> [Requirement]:
Lay out every line of the material below as a numbered list, skipping blank lines and leaving out any picture markers.

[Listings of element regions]
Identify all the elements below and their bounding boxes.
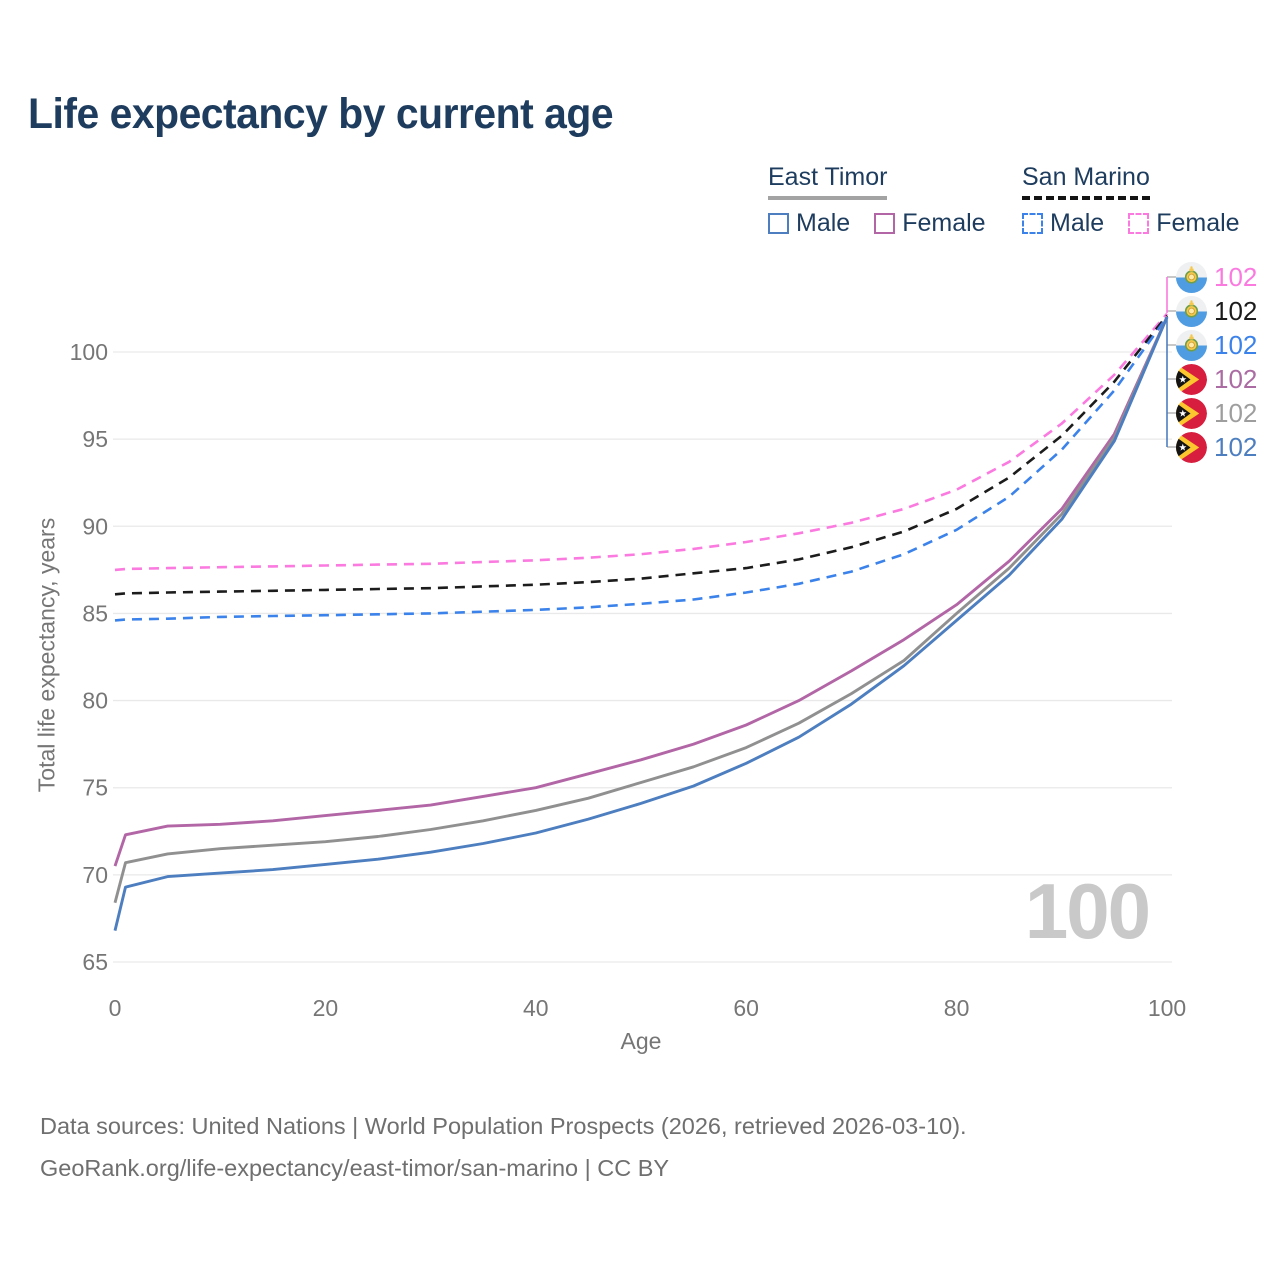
legend-group-san-marino: San Marino Male Female bbox=[1022, 163, 1240, 238]
legend-header-san-marino: San Marino bbox=[1022, 163, 1150, 200]
end-label-value: 102 bbox=[1214, 296, 1258, 326]
series-line-san-marino-female[interactable] bbox=[114, 312, 1168, 572]
y-tick-label: 65 bbox=[82, 949, 108, 975]
line-style-swatch bbox=[1128, 213, 1150, 234]
san-marino-flag-icon bbox=[1176, 329, 1207, 361]
legend-label: Female bbox=[902, 209, 986, 237]
end-label-san-marino-male: 102 bbox=[1176, 329, 1257, 361]
end-label-east-timor-total: 102 bbox=[1176, 397, 1257, 429]
line-style-swatch bbox=[768, 213, 789, 234]
end-label-san-marino-female: 102 bbox=[1176, 261, 1257, 293]
series-line-east-timor-male[interactable] bbox=[113, 316, 1169, 931]
line-style-swatch bbox=[874, 213, 896, 234]
series-line-san-marino-total[interactable] bbox=[114, 314, 1169, 596]
y-tick-label: 85 bbox=[82, 600, 108, 626]
attribution-text: GeoRank.org/life-expectancy/east-timor/s… bbox=[40, 1154, 670, 1181]
legend-label: Female bbox=[1156, 209, 1240, 237]
legend-label: Male bbox=[796, 209, 851, 237]
y-tick-label: 100 bbox=[70, 339, 108, 365]
y-tick-label: 75 bbox=[82, 775, 108, 801]
x-axis-title: Age bbox=[620, 1028, 662, 1054]
x-tick-label: 20 bbox=[313, 995, 339, 1021]
x-tick-label: 80 bbox=[944, 995, 970, 1021]
page-title: Life expectancy by current age bbox=[28, 90, 614, 138]
legend-item-east-timor-female[interactable]: Female bbox=[874, 209, 986, 238]
x-tick-label: 60 bbox=[733, 995, 759, 1021]
legend-item-san-marino-female[interactable]: Female bbox=[1128, 209, 1240, 238]
series-line-east-timor-total[interactable] bbox=[113, 316, 1169, 904]
end-label-value: 102 bbox=[1214, 330, 1258, 360]
end-label-san-marino-total: 102 bbox=[1176, 295, 1257, 327]
san-marino-flag-icon bbox=[1176, 295, 1207, 327]
y-axis-title: Total life expectancy, years bbox=[33, 517, 60, 793]
legend-item-east-timor-male[interactable]: Male bbox=[768, 209, 850, 238]
end-label-value: 102 bbox=[1214, 262, 1258, 292]
series-line-east-timor-female[interactable] bbox=[113, 316, 1169, 867]
legend-item-san-marino-male[interactable]: Male bbox=[1022, 209, 1104, 238]
hover-age-watermark: 100 bbox=[1024, 867, 1151, 955]
y-tick-label: 90 bbox=[82, 513, 108, 539]
end-label-value: 102 bbox=[1214, 364, 1258, 394]
series-line-san-marino-male[interactable] bbox=[114, 316, 1169, 622]
end-label-east-timor-male: 102 bbox=[1176, 431, 1257, 463]
east-timor-flag-icon bbox=[1176, 364, 1207, 395]
line-style-swatch bbox=[1022, 213, 1043, 234]
footer: Data sources: United Nations | World Pop… bbox=[40, 1106, 967, 1190]
y-tick-label: 95 bbox=[82, 426, 108, 452]
end-label-value: 102 bbox=[1214, 432, 1258, 462]
east-timor-flag-icon bbox=[1176, 398, 1207, 429]
x-tick-label: 0 bbox=[109, 995, 122, 1021]
legend-header-east-timor: East Timor bbox=[768, 163, 888, 200]
san-marino-flag-icon bbox=[1176, 261, 1207, 293]
legend-group-east-timor: East Timor Male Female bbox=[768, 163, 986, 238]
data-sources-text: Data sources: United Nations | World Pop… bbox=[40, 1113, 967, 1139]
y-tick-label: 80 bbox=[82, 688, 108, 714]
end-label-value: 102 bbox=[1214, 398, 1258, 428]
east-timor-flag-icon bbox=[1176, 432, 1207, 463]
legend-label: Male bbox=[1050, 209, 1105, 237]
x-tick-label: 40 bbox=[523, 995, 549, 1021]
x-tick-label: 100 bbox=[1148, 995, 1186, 1021]
end-label-east-timor-female: 102 bbox=[1176, 363, 1257, 395]
y-tick-label: 70 bbox=[82, 862, 108, 888]
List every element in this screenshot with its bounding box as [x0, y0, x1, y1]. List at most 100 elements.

> [Task result]:
1. Identify all the elements below and their bounding boxes.
2. legend-group-san-marino: San Marino Male Female bbox=[1022, 163, 1240, 238]
3. legend-header-san-marino: San Marino bbox=[1022, 163, 1150, 200]
4. end-label-value: 102 bbox=[1214, 296, 1258, 326]
5. series-line-san-marino-female[interactable] bbox=[114, 312, 1168, 572]
6. y-tick-label: 65 bbox=[82, 949, 108, 975]
7. line-style-swatch bbox=[1128, 213, 1150, 234]
8. san-marino-flag-icon bbox=[1176, 329, 1207, 361]
9. legend-label: Female bbox=[902, 209, 986, 237]
10. end-label-san-marino-male: 102 bbox=[1176, 329, 1257, 361]
11. end-label-east-timor-total: 102 bbox=[1176, 397, 1257, 429]
12. line-style-swatch bbox=[768, 213, 789, 234]
13. end-label-san-marino-female: 102 bbox=[1176, 261, 1257, 293]
14. series-line-east-timor-male[interactable] bbox=[113, 316, 1169, 931]
15. line-style-swatch bbox=[874, 213, 896, 234]
16. series-line-san-marino-total[interactable] bbox=[114, 314, 1169, 596]
17. y-tick-label: 85 bbox=[82, 600, 108, 626]
18. attribution-text: GeoRank.org/life-expectancy/east-timor/s… bbox=[40, 1154, 670, 1181]
19. legend-label: Female bbox=[1156, 209, 1240, 237]
20. legend-label: Male bbox=[796, 209, 851, 237]
21. y-tick-label: 100 bbox=[70, 339, 108, 365]
22. y-tick-label: 75 bbox=[82, 775, 108, 801]
23. x-axis-title: Age bbox=[620, 1028, 662, 1054]
24. x-tick-label: 20 bbox=[313, 995, 339, 1021]
25. x-tick-label: 80 bbox=[944, 995, 970, 1021]
26. page-title: Life expectancy by current age bbox=[28, 90, 614, 138]
27. legend-item-east-timor-female[interactable]: Female bbox=[874, 209, 986, 238]
28. x-tick-label: 60 bbox=[733, 995, 759, 1021]
29. legend-item-san-marino-female[interactable]: Female bbox=[1128, 209, 1240, 238]
30. series-line-east-timor-total[interactable] bbox=[113, 316, 1169, 904]
31. end-label-value: 102 bbox=[1214, 330, 1258, 360]
32. end-label-san-marino-total: 102 bbox=[1176, 295, 1257, 327]
33. san-marino-flag-icon bbox=[1176, 295, 1207, 327]
34. y-axis-title: Total life expectancy, years bbox=[33, 517, 60, 793]
35. legend-item-east-timor-male[interactable]: Male bbox=[768, 209, 850, 238]
36. end-label-value: 102 bbox=[1214, 262, 1258, 292]
37. series-line-east-timor-female[interactable] bbox=[113, 316, 1169, 867]
38. legend-item-san-marino-male[interactable]: Male bbox=[1022, 209, 1104, 238]
39. hover-age-watermark: 100 bbox=[1024, 867, 1151, 955]
40. y-tick-label: 90 bbox=[82, 513, 108, 539]
41. end-label-value: 102 bbox=[1214, 364, 1258, 394]
42. series-line-san-marino-male[interactable] bbox=[114, 316, 1169, 622]
43. end-label-east-timor-male: 102 bbox=[1176, 431, 1257, 463]
44. east-timor-flag-icon bbox=[1176, 364, 1207, 395]
45. line-style-swatch bbox=[1022, 213, 1043, 234]
46. footer: Data sources: United Nations | World Pop… bbox=[40, 1106, 967, 1190]
47. y-tick-label: 95 bbox=[82, 426, 108, 452]
48. end-label-value: 102 bbox=[1214, 432, 1258, 462]
49. east-timor-flag-icon bbox=[1176, 398, 1207, 429]
50. x-tick-label: 0 bbox=[109, 995, 122, 1021]
51. legend-header-east-timor: East Timor bbox=[768, 163, 888, 200]
52. san-marino-flag-icon bbox=[1176, 261, 1207, 293]
53. legend-group-east-timor: East Timor Male Female bbox=[768, 163, 986, 238]
54. data-sources-text: Data sources: United Nations | World Pop… bbox=[40, 1113, 967, 1139]
55. y-tick-label: 80 bbox=[82, 688, 108, 714]
56. end-label-value: 102 bbox=[1214, 398, 1258, 428]
57. east-timor-flag-icon bbox=[1176, 432, 1207, 463]
58. legend-label: Male bbox=[1050, 209, 1105, 237]
59. x-tick-label: 40 bbox=[523, 995, 549, 1021]
60. x-tick-label: 100 bbox=[1148, 995, 1186, 1021]
61. end-label-east-timor-female: 102 bbox=[1176, 363, 1257, 395]
62. y-tick-label: 70 bbox=[82, 862, 108, 888]
63. List every element in this screenshot with its bounding box as [x0, y0, x1, y1]. List at most 100 elements.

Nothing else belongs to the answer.